▶ WORK REQUIRED: Can you transcribe the data exactly? Leave the pictures out.

▶ DATA FOR THIS TASK:

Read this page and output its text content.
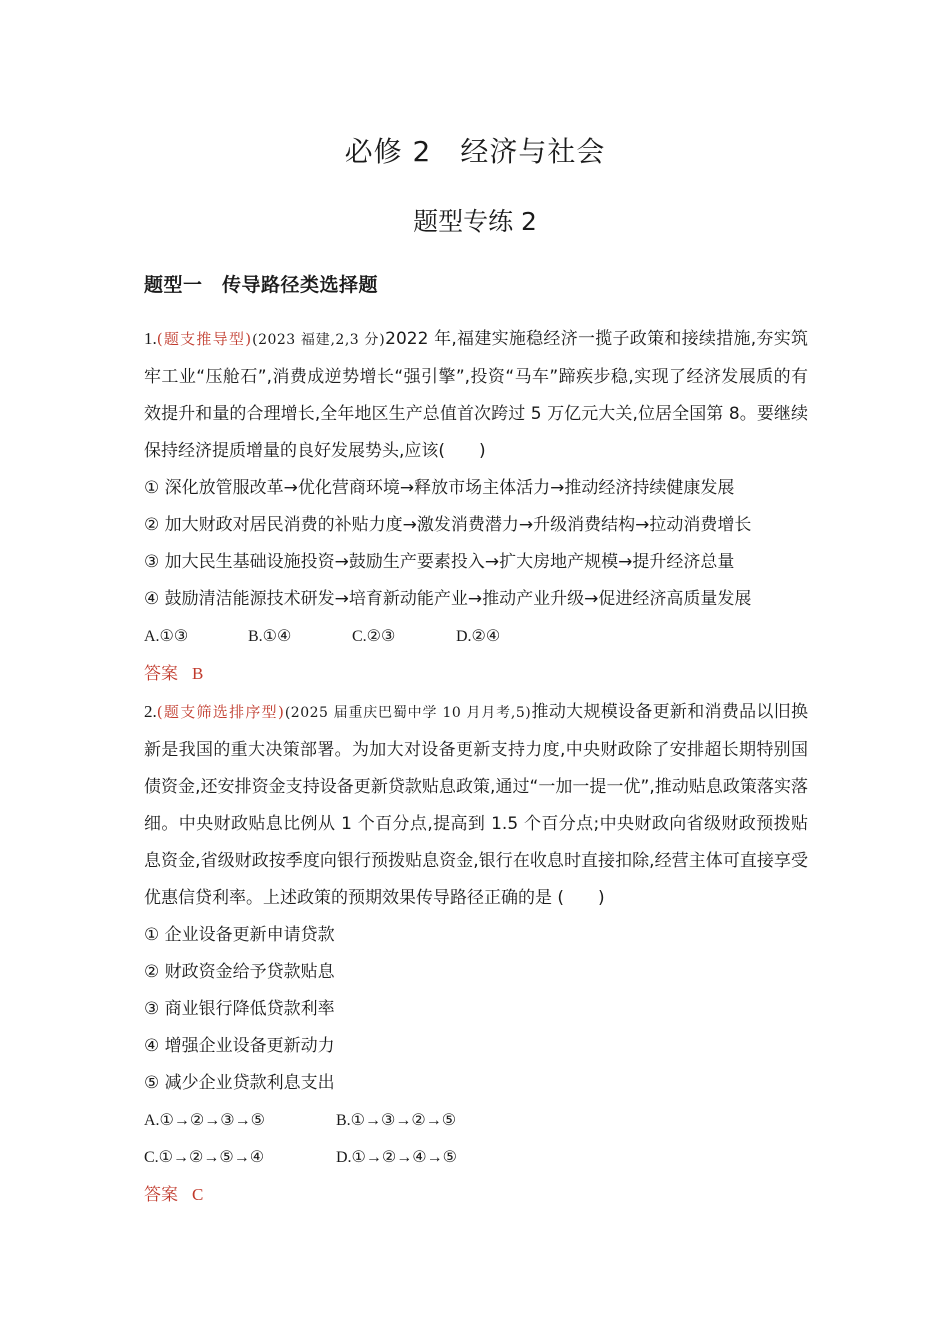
必修 2　经济与社会
题型专练 2
题型一　传导路径类选择题

1.(题支推导型)(2023 福建,2,3 分)2022 年,福建实施稳经济一揽子政策和接续措施,夯实筑牢工业“压舱石”,消费成逆势增长“强引擎”,投资“马车”蹄疾步稳,实现了经济发展质的有效提升和量的合理增长,全年地区生产总值首次跨过 5 万亿元大关,位居全国第 8。要继续保持经济提质增量的良好发展势头,应该(　　)

① 深化放管服改革→优化营商环境→释放市场主体活力→推动经济持续健康发展

② 加大财政对居民消费的补贴力度→激发消费潜力→升级消费结构→拉动消费增长

③ 加大民生基础设施投资→鼓励生产要素投入→扩大房地产规模→提升经济总量

④ 鼓励清洁能源技术研发→培育新动能产业→推动产业升级→促进经济高质量发展

A.①③	B.①④	C.②③	D.②④

答案 B

2.(题支筛选排序型)(2025 届重庆巴蜀中学 10 月月考,5)推动大规模设备更新和消费品以旧换新是我国的重大决策部署。为加大对设备更新支持力度,中央财政除了安排超长期特别国债资金,还安排资金支持设备更新贷款贴息政策,通过“一加一提一优”,推动贴息政策落实落细。中央财政贴息比例从 1 个百分点,提高到 1.5 个百分点;中央财政向省级财政预拨贴息资金,省级财政按季度向银行预拨贴息资金,银行在收息时直接扣除,经营主体可直接享受优惠信贷利率。上述政策的预期效果传导路径正确的是 (　　)

① 企业设备更新申请贷款

② 财政资金给予贷款贴息

③ 商业银行降低贷款利率

④ 增强企业设备更新动力

⑤ 减少企业贷款利息支出

A.①→②→③→⑤	B.①→③→②→⑤
C.①→②→⑤→④	D.①→②→④→⑤

答案 C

▶ RESULT OF THE EXERCISE:
Read this page and output its text content.
必修 2　经济与社会
题型专练 2
题型一　传导路径类选择题

1.(题支推导型)(2023 福建,2,3 分)2022 年,福建实施稳经济一揽子政策和接续措施,夯实筑牢工业“压舱石”,消费成逆势增长“强引擎”,投资“马车”蹄疾步稳,实现了经济发展质的有效提升和量的合理增长,全年地区生产总值首次跨过 5 万亿元大关,位居全国第 8。要继续保持经济提质增量的良好发展势头,应该(　　)

① 深化放管服改革→优化营商环境→释放市场主体活力→推动经济持续健康发展

② 加大财政对居民消费的补贴力度→激发消费潜力→升级消费结构→拉动消费增长

③ 加大民生基础设施投资→鼓励生产要素投入→扩大房地产规模→提升经济总量

④ 鼓励清洁能源技术研发→培育新动能产业→推动产业升级→促进经济高质量发展

A.①③	B.①④	C.②③	D.②④

答案 B

2.(题支筛选排序型)(2025 届重庆巴蜀中学 10 月月考,5)推动大规模设备更新和消费品以旧换新是我国的重大决策部署。为加大对设备更新支持力度,中央财政除了安排超长期特别国债资金,还安排资金支持设备更新贷款贴息政策,通过“一加一提一优”,推动贴息政策落实落细。中央财政贴息比例从 1 个百分点,提高到 1.5 个百分点;中央财政向省级财政预拨贴息资金,省级财政按季度向银行预拨贴息资金,银行在收息时直接扣除,经营主体可直接享受优惠信贷利率。上述政策的预期效果传导路径正确的是 (　　)

① 企业设备更新申请贷款

② 财政资金给予贷款贴息

③ 商业银行降低贷款利率

④ 增强企业设备更新动力

⑤ 减少企业贷款利息支出

A.①→②→③→⑤	B.①→③→②→⑤
C.①→②→⑤→④	D.①→②→④→⑤

答案 C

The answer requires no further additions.